> [Task description] Find each line holding "referente" and copy it out.
─── Dataset records ───
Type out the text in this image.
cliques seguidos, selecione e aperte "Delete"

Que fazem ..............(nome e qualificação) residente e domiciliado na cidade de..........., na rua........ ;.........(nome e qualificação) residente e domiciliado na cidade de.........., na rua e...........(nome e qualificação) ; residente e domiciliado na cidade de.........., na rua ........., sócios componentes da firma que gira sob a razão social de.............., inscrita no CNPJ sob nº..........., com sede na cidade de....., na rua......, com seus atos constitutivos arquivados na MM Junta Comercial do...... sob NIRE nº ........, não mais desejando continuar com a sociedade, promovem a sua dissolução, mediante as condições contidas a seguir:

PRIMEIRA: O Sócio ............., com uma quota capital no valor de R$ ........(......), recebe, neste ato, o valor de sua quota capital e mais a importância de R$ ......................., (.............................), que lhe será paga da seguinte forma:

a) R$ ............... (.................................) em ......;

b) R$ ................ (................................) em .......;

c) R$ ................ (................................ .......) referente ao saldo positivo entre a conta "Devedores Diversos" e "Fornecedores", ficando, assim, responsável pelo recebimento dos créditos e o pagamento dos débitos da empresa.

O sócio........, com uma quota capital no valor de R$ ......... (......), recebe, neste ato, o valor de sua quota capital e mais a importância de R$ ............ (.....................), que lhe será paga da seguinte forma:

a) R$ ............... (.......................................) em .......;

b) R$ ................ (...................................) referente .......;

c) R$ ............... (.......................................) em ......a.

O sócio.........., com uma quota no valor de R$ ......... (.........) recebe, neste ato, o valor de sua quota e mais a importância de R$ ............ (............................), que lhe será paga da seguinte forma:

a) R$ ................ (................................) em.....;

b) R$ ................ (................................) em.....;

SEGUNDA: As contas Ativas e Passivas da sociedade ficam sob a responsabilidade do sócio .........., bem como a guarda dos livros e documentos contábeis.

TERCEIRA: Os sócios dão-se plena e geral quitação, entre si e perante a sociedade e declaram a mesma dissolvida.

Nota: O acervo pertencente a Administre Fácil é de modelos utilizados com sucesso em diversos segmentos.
───
> [The result]
c) R$ ................ (................................ .......) referente ao saldo positivo entre a conta "Devedores Diversos" e "Fornecedores", ficando, assim, responsável pelo recebimento dos créditos e o pagamento dos débitos da empresa.
b) R$ ................ (...................................) referente .......;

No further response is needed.